-------- Exercise data

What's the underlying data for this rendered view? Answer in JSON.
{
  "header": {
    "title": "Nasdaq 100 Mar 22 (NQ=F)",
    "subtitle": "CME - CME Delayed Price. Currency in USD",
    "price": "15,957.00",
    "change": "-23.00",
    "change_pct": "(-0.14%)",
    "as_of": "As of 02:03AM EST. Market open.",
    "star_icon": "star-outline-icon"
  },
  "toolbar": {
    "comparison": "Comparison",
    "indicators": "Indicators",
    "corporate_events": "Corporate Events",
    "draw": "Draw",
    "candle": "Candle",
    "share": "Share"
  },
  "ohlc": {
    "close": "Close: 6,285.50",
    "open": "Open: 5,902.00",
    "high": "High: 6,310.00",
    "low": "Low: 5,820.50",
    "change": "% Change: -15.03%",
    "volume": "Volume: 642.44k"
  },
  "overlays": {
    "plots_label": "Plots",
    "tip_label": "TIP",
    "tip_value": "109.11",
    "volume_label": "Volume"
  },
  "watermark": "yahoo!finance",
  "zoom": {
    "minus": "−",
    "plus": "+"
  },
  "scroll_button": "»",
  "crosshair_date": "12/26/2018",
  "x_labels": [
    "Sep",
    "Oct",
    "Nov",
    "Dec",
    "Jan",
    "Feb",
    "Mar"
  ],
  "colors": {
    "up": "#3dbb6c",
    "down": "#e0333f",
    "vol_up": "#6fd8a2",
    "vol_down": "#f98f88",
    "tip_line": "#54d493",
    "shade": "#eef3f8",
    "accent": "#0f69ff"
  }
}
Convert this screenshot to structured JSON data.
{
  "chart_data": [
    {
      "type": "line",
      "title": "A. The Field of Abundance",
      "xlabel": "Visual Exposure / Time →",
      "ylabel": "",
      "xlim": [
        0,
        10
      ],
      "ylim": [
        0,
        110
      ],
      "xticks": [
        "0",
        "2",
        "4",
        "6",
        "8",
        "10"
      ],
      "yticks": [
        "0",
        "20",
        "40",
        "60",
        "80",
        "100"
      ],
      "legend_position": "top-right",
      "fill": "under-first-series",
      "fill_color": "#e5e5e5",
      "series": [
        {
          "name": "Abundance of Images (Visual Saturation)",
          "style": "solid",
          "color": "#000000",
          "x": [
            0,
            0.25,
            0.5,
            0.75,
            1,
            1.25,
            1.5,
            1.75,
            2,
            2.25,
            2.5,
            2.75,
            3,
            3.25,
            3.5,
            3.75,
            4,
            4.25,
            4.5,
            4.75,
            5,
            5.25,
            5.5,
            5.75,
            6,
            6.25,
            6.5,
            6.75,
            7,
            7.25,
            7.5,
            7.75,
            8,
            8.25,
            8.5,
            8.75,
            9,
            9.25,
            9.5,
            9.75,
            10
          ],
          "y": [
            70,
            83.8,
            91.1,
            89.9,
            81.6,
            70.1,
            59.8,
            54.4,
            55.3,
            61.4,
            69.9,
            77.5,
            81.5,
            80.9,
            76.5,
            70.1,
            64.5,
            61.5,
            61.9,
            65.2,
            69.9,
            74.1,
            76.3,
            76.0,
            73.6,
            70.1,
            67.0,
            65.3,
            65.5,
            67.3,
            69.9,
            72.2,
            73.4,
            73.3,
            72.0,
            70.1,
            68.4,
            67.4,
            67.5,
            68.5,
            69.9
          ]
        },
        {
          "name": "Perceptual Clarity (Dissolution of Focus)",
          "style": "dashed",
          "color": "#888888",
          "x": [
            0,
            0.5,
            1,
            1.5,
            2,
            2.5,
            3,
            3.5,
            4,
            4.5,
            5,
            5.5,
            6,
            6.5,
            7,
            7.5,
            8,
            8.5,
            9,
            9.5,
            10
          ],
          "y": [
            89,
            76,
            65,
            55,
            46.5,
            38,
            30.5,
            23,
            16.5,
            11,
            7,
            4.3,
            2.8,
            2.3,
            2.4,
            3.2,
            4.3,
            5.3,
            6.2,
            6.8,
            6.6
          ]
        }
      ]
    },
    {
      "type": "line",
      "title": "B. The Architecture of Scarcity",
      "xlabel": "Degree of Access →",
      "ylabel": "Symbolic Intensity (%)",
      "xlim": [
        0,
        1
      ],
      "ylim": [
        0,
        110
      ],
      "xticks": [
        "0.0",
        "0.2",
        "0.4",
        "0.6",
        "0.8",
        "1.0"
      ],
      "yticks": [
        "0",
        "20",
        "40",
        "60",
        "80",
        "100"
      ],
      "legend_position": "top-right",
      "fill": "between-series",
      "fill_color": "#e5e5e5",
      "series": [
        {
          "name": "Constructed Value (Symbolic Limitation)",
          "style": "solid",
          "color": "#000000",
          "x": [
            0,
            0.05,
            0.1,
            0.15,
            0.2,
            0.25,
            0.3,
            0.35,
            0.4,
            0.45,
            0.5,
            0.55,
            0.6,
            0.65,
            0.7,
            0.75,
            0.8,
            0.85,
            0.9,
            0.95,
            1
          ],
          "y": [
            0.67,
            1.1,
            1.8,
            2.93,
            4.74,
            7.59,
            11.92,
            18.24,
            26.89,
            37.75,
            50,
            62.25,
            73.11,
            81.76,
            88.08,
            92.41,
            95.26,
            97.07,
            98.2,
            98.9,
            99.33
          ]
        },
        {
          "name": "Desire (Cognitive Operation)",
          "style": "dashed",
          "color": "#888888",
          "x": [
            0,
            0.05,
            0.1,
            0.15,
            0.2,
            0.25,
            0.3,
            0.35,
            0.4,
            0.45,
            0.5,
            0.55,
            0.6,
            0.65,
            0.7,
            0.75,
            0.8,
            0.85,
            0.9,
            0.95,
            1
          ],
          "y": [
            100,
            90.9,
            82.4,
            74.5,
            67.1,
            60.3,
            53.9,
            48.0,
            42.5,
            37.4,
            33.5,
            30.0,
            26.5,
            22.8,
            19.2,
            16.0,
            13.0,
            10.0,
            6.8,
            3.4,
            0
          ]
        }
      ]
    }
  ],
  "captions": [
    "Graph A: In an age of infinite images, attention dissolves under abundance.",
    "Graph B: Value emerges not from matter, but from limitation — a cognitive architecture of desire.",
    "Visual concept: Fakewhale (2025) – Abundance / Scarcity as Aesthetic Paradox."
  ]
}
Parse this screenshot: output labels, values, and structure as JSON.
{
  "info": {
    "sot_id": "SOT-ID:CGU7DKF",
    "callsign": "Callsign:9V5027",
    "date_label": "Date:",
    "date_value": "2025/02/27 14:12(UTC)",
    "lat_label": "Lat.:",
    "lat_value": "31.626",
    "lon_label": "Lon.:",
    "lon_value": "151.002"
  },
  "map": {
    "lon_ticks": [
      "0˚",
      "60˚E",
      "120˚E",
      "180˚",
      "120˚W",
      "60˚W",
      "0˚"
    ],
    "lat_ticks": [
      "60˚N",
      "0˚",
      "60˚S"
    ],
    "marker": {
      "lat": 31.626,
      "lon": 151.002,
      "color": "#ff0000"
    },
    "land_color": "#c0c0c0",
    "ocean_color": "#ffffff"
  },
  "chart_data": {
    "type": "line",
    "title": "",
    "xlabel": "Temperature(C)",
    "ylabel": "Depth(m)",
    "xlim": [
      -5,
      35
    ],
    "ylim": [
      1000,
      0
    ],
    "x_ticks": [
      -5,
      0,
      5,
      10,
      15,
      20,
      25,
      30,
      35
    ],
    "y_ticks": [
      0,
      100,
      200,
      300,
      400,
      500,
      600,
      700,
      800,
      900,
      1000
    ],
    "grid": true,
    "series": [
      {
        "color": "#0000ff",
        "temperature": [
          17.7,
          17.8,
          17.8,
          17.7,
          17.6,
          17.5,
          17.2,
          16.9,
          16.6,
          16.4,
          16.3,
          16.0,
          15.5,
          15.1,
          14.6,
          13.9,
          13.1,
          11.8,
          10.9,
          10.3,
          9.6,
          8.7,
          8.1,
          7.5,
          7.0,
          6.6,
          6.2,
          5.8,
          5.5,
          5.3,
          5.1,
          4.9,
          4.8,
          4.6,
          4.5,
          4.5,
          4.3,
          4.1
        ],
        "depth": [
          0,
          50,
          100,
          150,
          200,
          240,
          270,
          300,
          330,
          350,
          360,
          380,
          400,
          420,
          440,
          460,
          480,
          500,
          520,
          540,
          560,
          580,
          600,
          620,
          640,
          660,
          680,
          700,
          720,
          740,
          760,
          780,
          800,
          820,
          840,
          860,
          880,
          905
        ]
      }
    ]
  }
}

----------------

Pick out each line containing "Graph" and report it.

    "Graph A: In an age of infinite images, attention dissolves under abundance.",
    "Graph B: Value emerges not from matter, but from limitation — a cognitive architecture of desire.",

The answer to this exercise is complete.